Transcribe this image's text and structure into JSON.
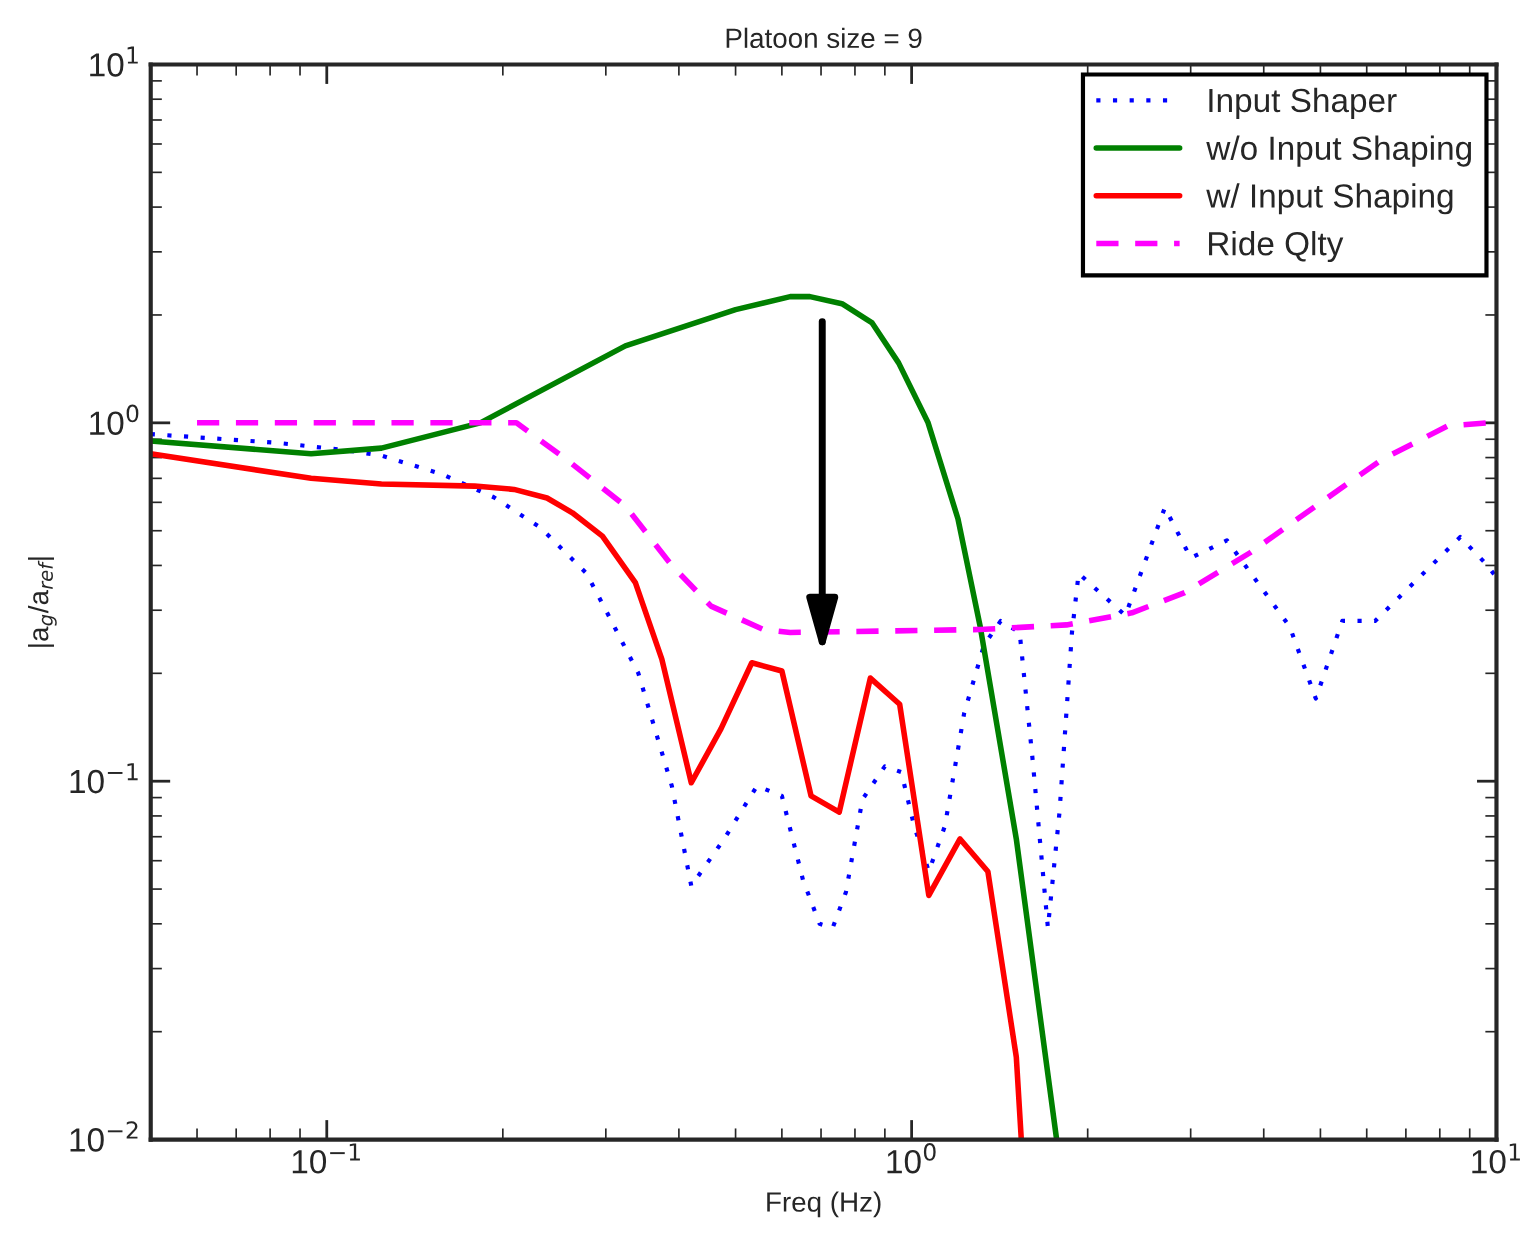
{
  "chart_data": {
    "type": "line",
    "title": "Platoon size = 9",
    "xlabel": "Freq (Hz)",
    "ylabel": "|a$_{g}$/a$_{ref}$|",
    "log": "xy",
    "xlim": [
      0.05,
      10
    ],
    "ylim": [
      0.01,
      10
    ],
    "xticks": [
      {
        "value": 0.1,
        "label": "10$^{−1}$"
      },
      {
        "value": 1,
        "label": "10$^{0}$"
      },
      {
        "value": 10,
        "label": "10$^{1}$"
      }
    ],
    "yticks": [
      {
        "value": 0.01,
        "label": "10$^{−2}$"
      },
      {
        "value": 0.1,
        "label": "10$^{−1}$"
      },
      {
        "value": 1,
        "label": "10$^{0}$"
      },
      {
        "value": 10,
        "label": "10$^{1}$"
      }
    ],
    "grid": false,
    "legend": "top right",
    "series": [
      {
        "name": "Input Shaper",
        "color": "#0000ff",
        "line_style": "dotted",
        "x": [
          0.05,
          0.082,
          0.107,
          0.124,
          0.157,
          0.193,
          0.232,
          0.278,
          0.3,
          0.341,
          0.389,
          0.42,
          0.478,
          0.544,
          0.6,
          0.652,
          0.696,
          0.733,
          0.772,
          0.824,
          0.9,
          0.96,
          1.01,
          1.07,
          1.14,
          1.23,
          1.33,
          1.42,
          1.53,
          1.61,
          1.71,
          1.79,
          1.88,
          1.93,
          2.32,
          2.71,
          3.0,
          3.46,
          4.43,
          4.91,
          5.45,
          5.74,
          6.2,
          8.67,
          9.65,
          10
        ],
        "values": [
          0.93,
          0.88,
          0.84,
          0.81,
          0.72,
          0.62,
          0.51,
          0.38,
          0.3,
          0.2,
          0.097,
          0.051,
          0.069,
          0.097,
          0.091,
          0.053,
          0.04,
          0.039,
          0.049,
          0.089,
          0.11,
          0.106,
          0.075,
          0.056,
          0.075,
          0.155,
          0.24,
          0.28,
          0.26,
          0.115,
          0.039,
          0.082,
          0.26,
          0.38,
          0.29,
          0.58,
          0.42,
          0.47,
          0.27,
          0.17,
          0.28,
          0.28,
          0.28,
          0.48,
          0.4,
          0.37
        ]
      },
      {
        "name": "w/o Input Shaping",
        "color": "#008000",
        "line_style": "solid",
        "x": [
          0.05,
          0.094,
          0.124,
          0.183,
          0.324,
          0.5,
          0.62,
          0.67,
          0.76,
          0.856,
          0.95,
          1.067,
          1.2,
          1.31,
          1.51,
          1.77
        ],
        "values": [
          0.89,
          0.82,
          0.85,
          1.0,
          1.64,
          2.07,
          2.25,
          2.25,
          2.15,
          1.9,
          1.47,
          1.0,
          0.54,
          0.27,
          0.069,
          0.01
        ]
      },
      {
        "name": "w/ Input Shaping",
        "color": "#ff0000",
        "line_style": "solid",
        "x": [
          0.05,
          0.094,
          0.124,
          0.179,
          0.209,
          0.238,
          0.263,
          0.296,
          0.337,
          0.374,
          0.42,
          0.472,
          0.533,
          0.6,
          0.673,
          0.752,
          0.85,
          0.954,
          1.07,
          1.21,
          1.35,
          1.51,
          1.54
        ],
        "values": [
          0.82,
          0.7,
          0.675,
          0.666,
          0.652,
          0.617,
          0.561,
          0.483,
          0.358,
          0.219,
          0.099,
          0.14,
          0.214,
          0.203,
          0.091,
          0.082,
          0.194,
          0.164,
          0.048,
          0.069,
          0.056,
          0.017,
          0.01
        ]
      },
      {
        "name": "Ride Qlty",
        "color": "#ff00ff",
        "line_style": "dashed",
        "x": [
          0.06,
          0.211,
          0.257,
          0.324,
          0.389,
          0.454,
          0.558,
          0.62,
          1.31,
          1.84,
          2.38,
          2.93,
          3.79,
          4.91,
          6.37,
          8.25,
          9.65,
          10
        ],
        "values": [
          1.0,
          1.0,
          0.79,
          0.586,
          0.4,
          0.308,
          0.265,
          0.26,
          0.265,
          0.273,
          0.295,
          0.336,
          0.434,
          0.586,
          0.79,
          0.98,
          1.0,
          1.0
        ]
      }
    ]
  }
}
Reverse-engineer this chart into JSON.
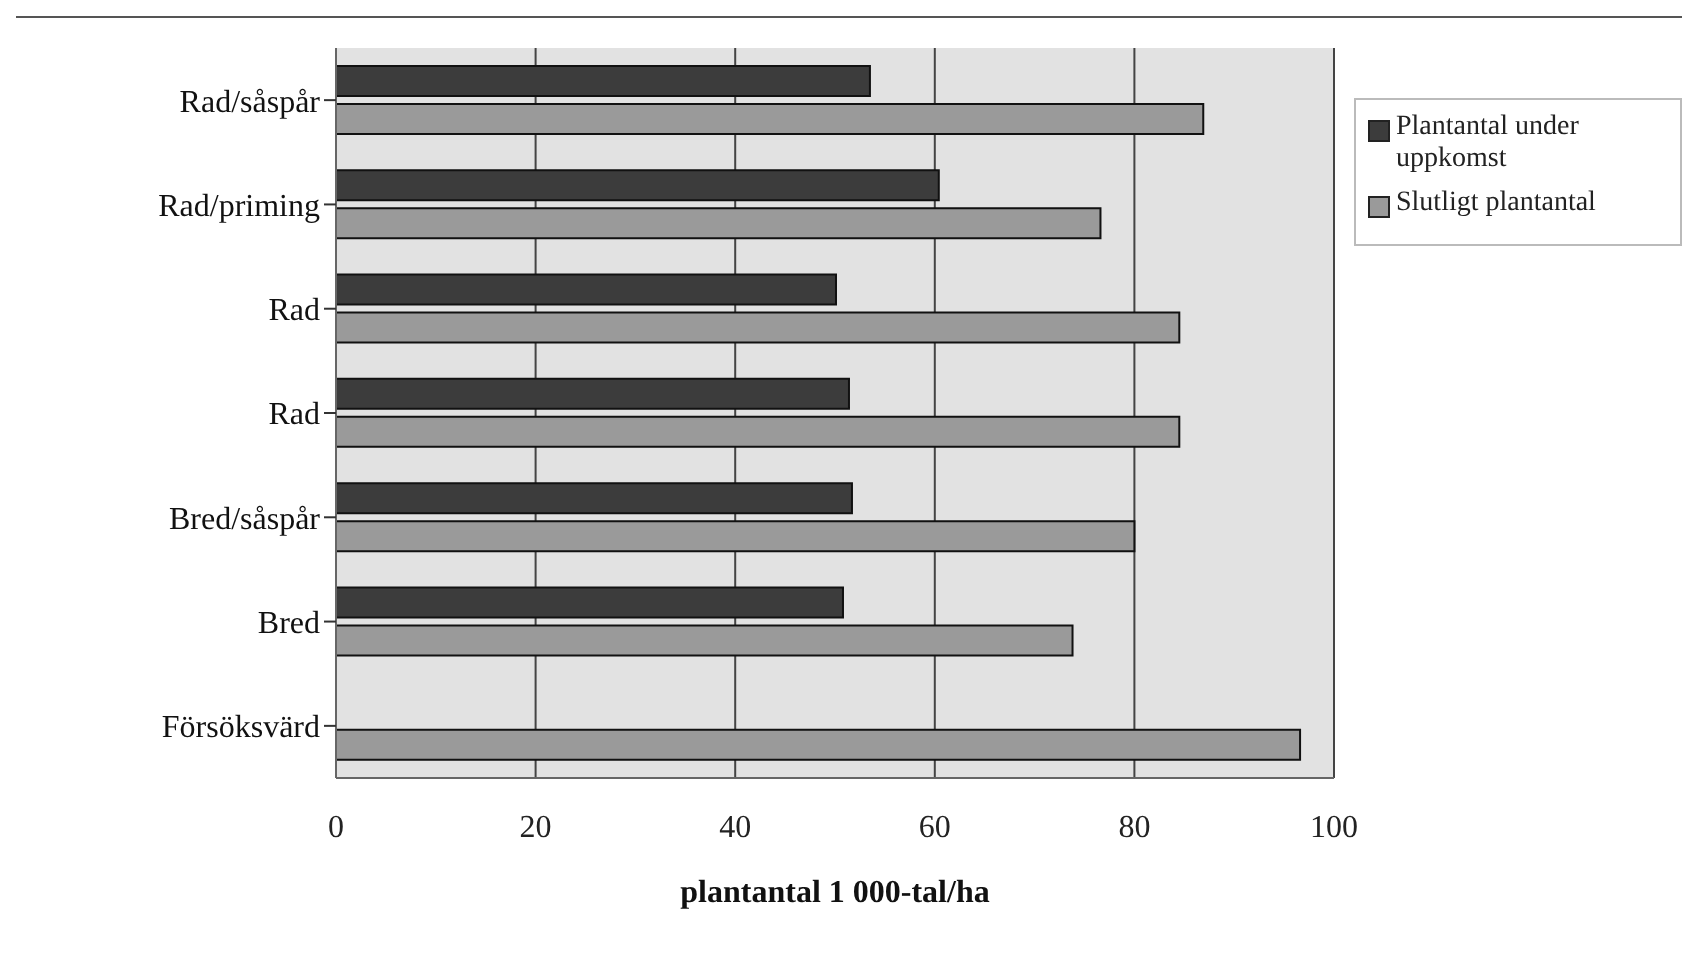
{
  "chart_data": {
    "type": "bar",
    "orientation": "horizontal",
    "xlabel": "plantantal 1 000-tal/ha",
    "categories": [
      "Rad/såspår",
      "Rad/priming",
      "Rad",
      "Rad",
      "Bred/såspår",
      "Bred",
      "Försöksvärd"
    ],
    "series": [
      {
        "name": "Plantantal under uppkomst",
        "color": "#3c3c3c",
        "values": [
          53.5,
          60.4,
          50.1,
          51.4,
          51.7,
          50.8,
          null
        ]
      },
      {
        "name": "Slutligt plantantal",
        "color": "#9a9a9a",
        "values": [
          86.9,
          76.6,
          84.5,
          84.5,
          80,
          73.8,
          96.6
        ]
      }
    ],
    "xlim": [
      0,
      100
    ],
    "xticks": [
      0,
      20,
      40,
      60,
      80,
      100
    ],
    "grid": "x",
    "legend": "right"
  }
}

——————————

# What you are asked to do
Make a word-for-word copy of the entries, without any pictures.

# Response for this exercise
Transcribe this image's text and structure into JSON.
{
  "chart_data": {
    "type": "line",
    "title": "Platoon size = 9",
    "xlabel": "Freq (Hz)",
    "ylabel": "|a$_{g}$/a$_{ref}$|",
    "log": "xy",
    "xlim": [
      0.05,
      10
    ],
    "ylim": [
      0.01,
      10
    ],
    "xticks": [
      {
        "value": 0.1,
        "label": "10$^{−1}$"
      },
      {
        "value": 1,
        "label": "10$^{0}$"
      },
      {
        "value": 10,
        "label": "10$^{1}$"
      }
    ],
    "yticks": [
      {
        "value": 0.01,
        "label": "10$^{−2}$"
      },
      {
        "value": 0.1,
        "label": "10$^{−1}$"
      },
      {
        "value": 1,
        "label": "10$^{0}$"
      },
      {
        "value": 10,
        "label": "10$^{1}$"
      }
    ],
    "grid": false,
    "legend": "top right",
    "series": [
      {
        "name": "Input Shaper",
        "color": "#0000ff",
        "line_style": "dotted",
        "x": [
          0.05,
          0.082,
          0.107,
          0.124,
          0.157,
          0.193,
          0.232,
          0.278,
          0.3,
          0.341,
          0.389,
          0.42,
          0.478,
          0.544,
          0.6,
          0.652,
          0.696,
          0.733,
          0.772,
          0.824,
          0.9,
          0.96,
          1.01,
          1.07,
          1.14,
          1.23,
          1.33,
          1.42,
          1.53,
          1.61,
          1.71,
          1.79,
          1.88,
          1.93,
          2.32,
          2.71,
          3.0,
          3.46,
          4.43,
          4.91,
          5.45,
          5.74,
          6.2,
          8.67,
          9.65,
          10
        ],
        "values": [
          0.93,
          0.88,
          0.84,
          0.81,
          0.72,
          0.62,
          0.51,
          0.38,
          0.3,
          0.2,
          0.097,
          0.051,
          0.069,
          0.097,
          0.091,
          0.053,
          0.04,
          0.039,
          0.049,
          0.089,
          0.11,
          0.106,
          0.075,
          0.056,
          0.075,
          0.155,
          0.24,
          0.28,
          0.26,
          0.115,
          0.039,
          0.082,
          0.26,
          0.38,
          0.29,
          0.58,
          0.42,
          0.47,
          0.27,
          0.17,
          0.28,
          0.28,
          0.28,
          0.48,
          0.4,
          0.37
        ]
      },
      {
        "name": "w/o Input Shaping",
        "color": "#008000",
        "line_style": "solid",
        "x": [
          0.05,
          0.094,
          0.124,
          0.183,
          0.324,
          0.5,
          0.62,
          0.67,
          0.76,
          0.856,
          0.95,
          1.067,
          1.2,
          1.31,
          1.51,
          1.77
        ],
        "values": [
          0.89,
          0.82,
          0.85,
          1.0,
          1.64,
          2.07,
          2.25,
          2.25,
          2.15,
          1.9,
          1.47,
          1.0,
          0.54,
          0.27,
          0.069,
          0.01
        ]
      },
      {
        "name": "w/ Input Shaping",
        "color": "#ff0000",
        "line_style": "solid",
        "x": [
          0.05,
          0.094,
          0.124,
          0.179,
          0.209,
          0.238,
          0.263,
          0.296,
          0.337,
          0.374,
          0.42,
          0.472,
          0.533,
          0.6,
          0.673,
          0.752,
          0.85,
          0.954,
          1.07,
          1.21,
          1.35,
          1.51,
          1.54
        ],
        "values": [
          0.82,
          0.7,
          0.675,
          0.666,
          0.652,
          0.617,
          0.561,
          0.483,
          0.358,
          0.219,
          0.099,
          0.14,
          0.214,
          0.203,
          0.091,
          0.082,
          0.194,
          0.164,
          0.048,
          0.069,
          0.056,
          0.017,
          0.01
        ]
      },
      {
        "name": "Ride Qlty",
        "color": "#ff00ff",
        "line_style": "dashed",
        "x": [
          0.06,
          0.211,
          0.257,
          0.324,
          0.389,
          0.454,
          0.558,
          0.62,
          1.31,
          1.84,
          2.38,
          2.93,
          3.79,
          4.91,
          6.37,
          8.25,
          9.65,
          10
        ],
        "values": [
          1.0,
          1.0,
          0.79,
          0.586,
          0.4,
          0.308,
          0.265,
          0.26,
          0.265,
          0.273,
          0.295,
          0.336,
          0.434,
          0.586,
          0.79,
          0.98,
          1.0,
          1.0
        ]
      }
    ]
  }
}
Reverse-engineer this chart into JSON.
{
  "chart_data": {
    "type": "bar",
    "orientation": "horizontal",
    "xlabel": "plantantal 1 000-tal/ha",
    "categories": [
      "Rad/såspår",
      "Rad/priming",
      "Rad",
      "Rad",
      "Bred/såspår",
      "Bred",
      "Försöksvärd"
    ],
    "series": [
      {
        "name": "Plantantal under uppkomst",
        "color": "#3c3c3c",
        "values": [
          53.5,
          60.4,
          50.1,
          51.4,
          51.7,
          50.8,
          null
        ]
      },
      {
        "name": "Slutligt plantantal",
        "color": "#9a9a9a",
        "values": [
          86.9,
          76.6,
          84.5,
          84.5,
          80,
          73.8,
          96.6
        ]
      }
    ],
    "xlim": [
      0,
      100
    ],
    "xticks": [
      0,
      20,
      40,
      60,
      80,
      100
    ],
    "grid": "x",
    "legend": "right"
  }
}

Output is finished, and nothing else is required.